◆ **RECORDS SUPPLIED**:
▶
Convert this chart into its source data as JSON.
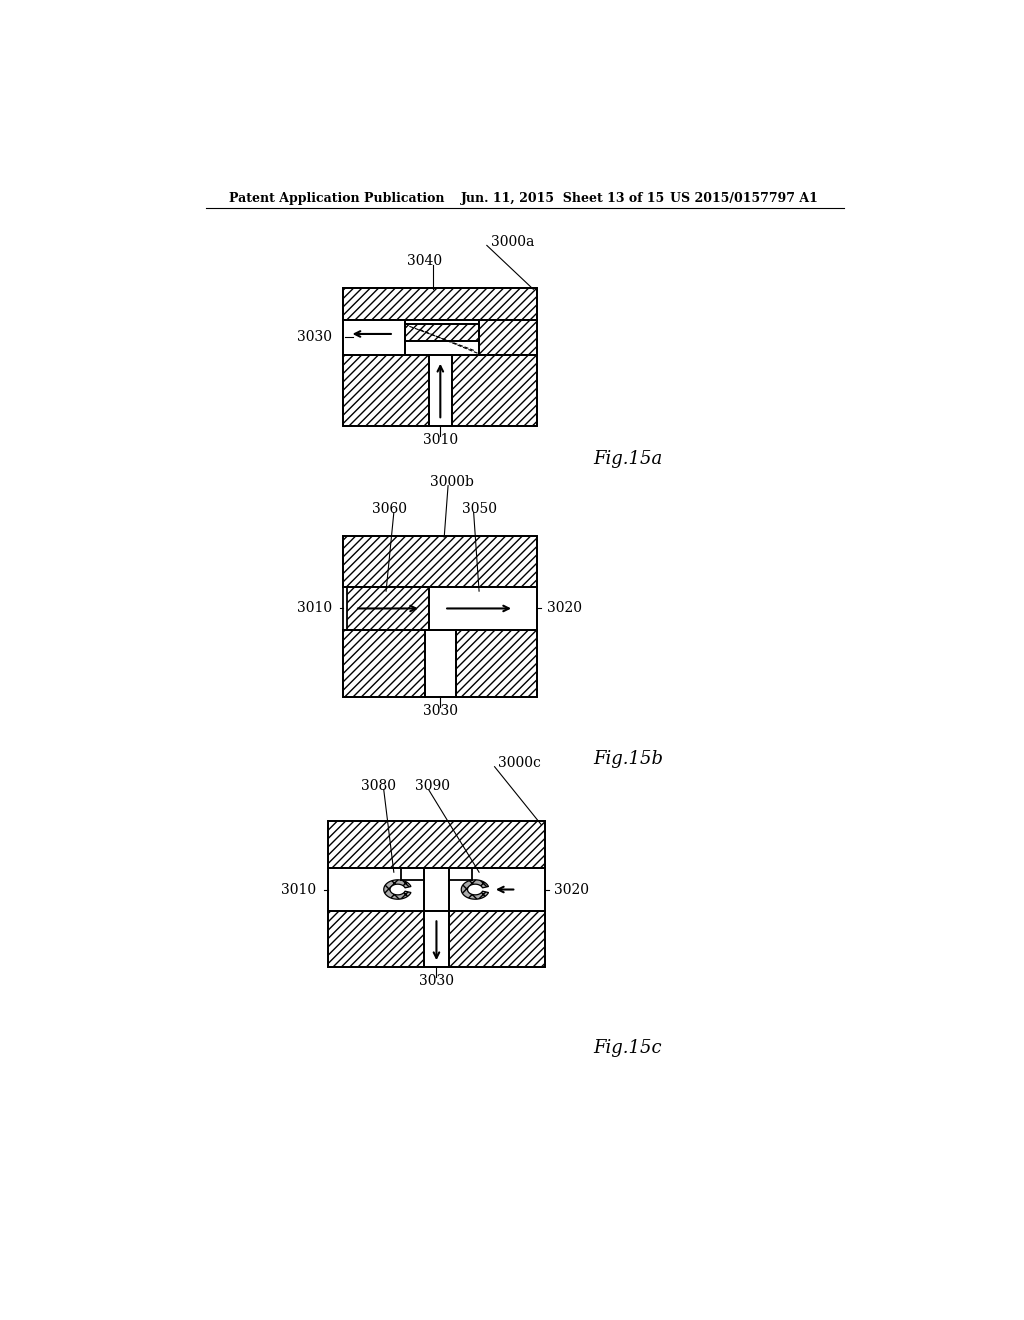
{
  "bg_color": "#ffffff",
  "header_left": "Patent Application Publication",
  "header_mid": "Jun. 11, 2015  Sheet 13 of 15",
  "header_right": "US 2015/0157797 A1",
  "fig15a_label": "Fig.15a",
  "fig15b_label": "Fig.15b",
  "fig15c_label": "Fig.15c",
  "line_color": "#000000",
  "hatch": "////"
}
◀
▶
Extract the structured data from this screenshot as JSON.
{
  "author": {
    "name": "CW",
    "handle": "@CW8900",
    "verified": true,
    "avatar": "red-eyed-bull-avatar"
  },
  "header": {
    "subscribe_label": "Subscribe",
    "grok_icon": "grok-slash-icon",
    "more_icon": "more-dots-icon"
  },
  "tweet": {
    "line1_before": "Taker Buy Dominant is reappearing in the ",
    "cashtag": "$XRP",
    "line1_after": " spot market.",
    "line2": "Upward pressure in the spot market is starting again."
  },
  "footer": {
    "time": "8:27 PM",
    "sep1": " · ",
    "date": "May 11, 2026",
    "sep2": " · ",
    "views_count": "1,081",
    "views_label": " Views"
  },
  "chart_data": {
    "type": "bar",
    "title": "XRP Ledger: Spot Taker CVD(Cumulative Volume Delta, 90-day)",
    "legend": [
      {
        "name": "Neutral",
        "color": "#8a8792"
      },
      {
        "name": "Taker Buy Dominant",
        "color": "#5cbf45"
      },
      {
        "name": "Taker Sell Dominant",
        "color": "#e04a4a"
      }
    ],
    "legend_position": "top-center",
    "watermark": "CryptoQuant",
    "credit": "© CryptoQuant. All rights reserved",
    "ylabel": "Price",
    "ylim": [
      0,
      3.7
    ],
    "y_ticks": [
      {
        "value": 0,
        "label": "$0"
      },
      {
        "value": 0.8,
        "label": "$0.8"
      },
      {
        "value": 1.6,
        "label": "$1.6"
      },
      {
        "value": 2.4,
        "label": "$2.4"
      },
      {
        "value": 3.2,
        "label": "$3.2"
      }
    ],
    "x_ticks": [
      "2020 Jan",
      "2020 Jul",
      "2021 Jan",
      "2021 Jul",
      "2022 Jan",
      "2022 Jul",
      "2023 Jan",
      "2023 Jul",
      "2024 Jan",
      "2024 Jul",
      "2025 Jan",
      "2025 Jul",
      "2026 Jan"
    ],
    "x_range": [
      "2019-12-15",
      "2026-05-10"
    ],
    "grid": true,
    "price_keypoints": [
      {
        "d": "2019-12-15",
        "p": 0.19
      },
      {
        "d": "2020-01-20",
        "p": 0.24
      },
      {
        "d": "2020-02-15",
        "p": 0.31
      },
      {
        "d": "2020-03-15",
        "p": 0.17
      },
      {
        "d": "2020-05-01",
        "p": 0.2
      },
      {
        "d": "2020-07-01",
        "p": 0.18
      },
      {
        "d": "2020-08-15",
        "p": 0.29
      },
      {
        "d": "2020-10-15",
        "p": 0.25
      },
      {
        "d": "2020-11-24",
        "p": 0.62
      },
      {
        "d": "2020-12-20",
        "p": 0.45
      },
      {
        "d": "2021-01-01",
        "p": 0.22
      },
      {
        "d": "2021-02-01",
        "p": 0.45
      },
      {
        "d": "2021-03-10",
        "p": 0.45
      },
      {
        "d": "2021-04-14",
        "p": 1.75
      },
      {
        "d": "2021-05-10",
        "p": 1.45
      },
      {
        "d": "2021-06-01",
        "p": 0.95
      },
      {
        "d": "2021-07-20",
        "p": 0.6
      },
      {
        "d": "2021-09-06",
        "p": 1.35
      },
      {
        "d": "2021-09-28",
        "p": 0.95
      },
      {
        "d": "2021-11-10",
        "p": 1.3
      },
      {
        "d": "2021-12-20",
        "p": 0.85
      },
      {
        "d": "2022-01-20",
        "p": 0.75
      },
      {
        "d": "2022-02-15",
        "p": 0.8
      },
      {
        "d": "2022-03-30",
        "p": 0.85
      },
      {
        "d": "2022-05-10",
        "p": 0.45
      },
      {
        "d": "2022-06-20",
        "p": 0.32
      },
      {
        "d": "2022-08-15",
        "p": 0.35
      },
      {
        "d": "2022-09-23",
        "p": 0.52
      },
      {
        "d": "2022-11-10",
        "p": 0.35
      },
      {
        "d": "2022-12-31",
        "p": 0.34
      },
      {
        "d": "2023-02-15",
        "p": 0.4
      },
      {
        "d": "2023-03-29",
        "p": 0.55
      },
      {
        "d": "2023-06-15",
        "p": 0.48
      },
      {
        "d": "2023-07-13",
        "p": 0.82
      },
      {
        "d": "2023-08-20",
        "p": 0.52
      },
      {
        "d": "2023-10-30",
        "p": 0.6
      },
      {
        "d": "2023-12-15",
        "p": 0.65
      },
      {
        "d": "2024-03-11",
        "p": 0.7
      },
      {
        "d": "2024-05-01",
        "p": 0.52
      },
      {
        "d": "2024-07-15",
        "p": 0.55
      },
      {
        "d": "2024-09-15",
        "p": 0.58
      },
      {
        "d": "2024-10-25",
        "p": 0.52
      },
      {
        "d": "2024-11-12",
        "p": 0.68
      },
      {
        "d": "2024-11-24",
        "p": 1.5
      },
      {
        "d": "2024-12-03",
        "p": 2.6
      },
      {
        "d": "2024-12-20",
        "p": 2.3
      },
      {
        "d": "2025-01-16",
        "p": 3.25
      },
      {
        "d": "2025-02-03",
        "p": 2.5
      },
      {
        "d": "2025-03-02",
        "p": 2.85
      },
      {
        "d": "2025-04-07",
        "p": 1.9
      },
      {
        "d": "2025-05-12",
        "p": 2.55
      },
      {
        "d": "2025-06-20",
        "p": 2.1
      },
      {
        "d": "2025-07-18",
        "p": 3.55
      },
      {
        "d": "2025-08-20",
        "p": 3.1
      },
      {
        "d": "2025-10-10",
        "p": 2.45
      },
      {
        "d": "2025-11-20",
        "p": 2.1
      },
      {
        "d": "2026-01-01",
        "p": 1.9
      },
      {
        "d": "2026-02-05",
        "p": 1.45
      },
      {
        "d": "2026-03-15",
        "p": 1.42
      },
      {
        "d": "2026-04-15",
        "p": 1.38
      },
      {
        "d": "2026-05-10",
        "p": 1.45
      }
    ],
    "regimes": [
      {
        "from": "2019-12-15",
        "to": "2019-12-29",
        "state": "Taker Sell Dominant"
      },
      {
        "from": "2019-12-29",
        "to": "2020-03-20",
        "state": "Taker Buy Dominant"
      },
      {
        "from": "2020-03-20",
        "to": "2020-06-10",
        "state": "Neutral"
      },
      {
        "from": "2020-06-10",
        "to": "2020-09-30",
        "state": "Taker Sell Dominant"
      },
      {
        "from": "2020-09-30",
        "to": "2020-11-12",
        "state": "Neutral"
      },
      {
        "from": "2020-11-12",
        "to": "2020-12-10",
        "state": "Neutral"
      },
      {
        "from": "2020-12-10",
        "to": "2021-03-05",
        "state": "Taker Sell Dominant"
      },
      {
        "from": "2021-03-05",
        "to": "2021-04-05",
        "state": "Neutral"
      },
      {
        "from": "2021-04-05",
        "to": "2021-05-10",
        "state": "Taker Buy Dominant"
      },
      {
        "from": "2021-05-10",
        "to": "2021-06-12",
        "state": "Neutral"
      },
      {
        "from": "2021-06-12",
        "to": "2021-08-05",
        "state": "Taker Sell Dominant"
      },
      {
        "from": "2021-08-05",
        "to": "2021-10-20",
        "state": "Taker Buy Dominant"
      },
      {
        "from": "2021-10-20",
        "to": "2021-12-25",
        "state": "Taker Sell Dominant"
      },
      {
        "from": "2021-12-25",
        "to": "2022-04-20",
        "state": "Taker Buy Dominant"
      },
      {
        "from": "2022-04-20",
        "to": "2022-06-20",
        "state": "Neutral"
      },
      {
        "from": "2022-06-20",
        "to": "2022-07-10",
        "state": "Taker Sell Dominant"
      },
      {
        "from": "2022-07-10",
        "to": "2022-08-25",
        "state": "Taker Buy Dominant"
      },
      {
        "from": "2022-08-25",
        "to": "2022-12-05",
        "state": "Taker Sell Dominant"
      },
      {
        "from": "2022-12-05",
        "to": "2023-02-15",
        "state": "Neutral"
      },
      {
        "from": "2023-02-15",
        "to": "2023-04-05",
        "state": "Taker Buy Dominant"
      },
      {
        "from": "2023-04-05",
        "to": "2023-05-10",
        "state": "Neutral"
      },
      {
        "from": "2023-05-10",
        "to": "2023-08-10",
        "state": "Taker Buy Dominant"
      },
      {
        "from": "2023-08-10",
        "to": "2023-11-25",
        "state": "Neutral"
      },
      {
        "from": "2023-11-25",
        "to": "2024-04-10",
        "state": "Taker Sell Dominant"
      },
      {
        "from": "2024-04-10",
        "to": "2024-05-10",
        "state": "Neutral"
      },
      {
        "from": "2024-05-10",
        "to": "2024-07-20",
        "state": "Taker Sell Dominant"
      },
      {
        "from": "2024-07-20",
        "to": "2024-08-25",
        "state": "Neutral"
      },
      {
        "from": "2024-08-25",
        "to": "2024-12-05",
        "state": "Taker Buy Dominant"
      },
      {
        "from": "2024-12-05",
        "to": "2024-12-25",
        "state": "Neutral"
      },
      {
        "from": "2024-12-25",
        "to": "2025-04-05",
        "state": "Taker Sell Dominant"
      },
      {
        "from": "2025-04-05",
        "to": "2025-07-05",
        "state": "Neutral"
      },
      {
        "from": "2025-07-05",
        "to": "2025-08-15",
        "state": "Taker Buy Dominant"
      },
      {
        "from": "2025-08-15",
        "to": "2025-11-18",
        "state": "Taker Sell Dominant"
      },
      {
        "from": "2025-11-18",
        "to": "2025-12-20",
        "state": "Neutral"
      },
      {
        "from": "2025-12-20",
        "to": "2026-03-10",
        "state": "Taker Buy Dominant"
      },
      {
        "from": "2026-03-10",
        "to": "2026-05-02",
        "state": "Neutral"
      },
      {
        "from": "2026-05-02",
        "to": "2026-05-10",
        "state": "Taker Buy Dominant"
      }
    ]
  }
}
◀
◆ **TASK DIRECTIONS**:
Your answer should be a single number: the count of lines containing the word "JSON".

◆ **IN RESPONSE**:
2